▸ EXERCISE
Can you output the material exactly as written, minus any pictures it holds?

==========

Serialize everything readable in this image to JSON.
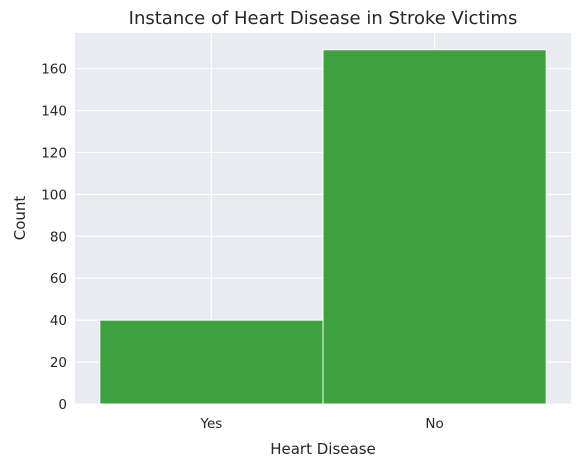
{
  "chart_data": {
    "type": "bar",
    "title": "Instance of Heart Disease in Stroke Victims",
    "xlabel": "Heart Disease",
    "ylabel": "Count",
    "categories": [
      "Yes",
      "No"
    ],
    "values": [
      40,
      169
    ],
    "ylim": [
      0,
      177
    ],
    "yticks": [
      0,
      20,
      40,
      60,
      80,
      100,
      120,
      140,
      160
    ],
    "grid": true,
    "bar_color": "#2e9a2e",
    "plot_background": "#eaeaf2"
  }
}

==========

▸ SOLUTION
Serialize everything readable in this image to JSON.
{
  "chart_data": {
    "type": "bar",
    "title": "Instance of Heart Disease in Stroke Victims",
    "xlabel": "Heart Disease",
    "ylabel": "Count",
    "categories": [
      "Yes",
      "No"
    ],
    "values": [
      40,
      169
    ],
    "ylim": [
      0,
      177
    ],
    "yticks": [
      0,
      20,
      40,
      60,
      80,
      100,
      120,
      140,
      160
    ],
    "grid": true,
    "bar_color": "#2e9a2e",
    "plot_background": "#eaeaf2"
  }
}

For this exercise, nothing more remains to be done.